## [To do]
Repeat the listing in full, preserving every character.

## [Records to process]
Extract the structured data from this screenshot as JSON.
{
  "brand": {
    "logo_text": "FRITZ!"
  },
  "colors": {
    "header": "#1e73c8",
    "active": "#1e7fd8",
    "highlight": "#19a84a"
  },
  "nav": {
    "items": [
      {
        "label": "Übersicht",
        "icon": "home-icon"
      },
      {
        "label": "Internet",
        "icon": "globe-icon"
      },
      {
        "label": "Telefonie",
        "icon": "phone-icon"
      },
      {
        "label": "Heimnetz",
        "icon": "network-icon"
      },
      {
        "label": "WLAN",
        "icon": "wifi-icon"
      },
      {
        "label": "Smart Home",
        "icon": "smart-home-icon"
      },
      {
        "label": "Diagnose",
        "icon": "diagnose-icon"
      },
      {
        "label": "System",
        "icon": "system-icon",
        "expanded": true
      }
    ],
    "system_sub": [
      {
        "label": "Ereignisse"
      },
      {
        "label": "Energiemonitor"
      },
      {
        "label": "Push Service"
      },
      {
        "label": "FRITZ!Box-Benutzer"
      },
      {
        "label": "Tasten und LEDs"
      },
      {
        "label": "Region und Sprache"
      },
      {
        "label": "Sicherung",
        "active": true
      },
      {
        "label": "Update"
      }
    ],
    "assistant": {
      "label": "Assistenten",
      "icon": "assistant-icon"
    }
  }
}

## [Worked answer]
Extract the structured data from this screenshot as JSON.
{
  "brand": {
    "logo_text": "FRITZ!"
  },
  "colors": {
    "header": "#1e73c8",
    "active": "#1e7fd8",
    "highlight": "#19a84a"
  },
  "nav": {
    "items": [
      {
        "label": "Übersicht",
        "icon": "home-icon"
      },
      {
        "label": "Internet",
        "icon": "globe-icon"
      },
      {
        "label": "Telefonie",
        "icon": "phone-icon"
      },
      {
        "label": "Heimnetz",
        "icon": "network-icon"
      },
      {
        "label": "WLAN",
        "icon": "wifi-icon"
      },
      {
        "label": "Smart Home",
        "icon": "smart-home-icon"
      },
      {
        "label": "Diagnose",
        "icon": "diagnose-icon"
      },
      {
        "label": "System",
        "icon": "system-icon",
        "expanded": true
      }
    ],
    "system_sub": [
      {
        "label": "Ereignisse"
      },
      {
        "label": "Energiemonitor"
      },
      {
        "label": "Push Service"
      },
      {
        "label": "FRITZ!Box-Benutzer"
      },
      {
        "label": "Tasten und LEDs"
      },
      {
        "label": "Region und Sprache"
      },
      {
        "label": "Sicherung",
        "active": true
      },
      {
        "label": "Update"
      }
    ],
    "assistant": {
      "label": "Assistenten",
      "icon": "assistant-icon"
    }
  }
}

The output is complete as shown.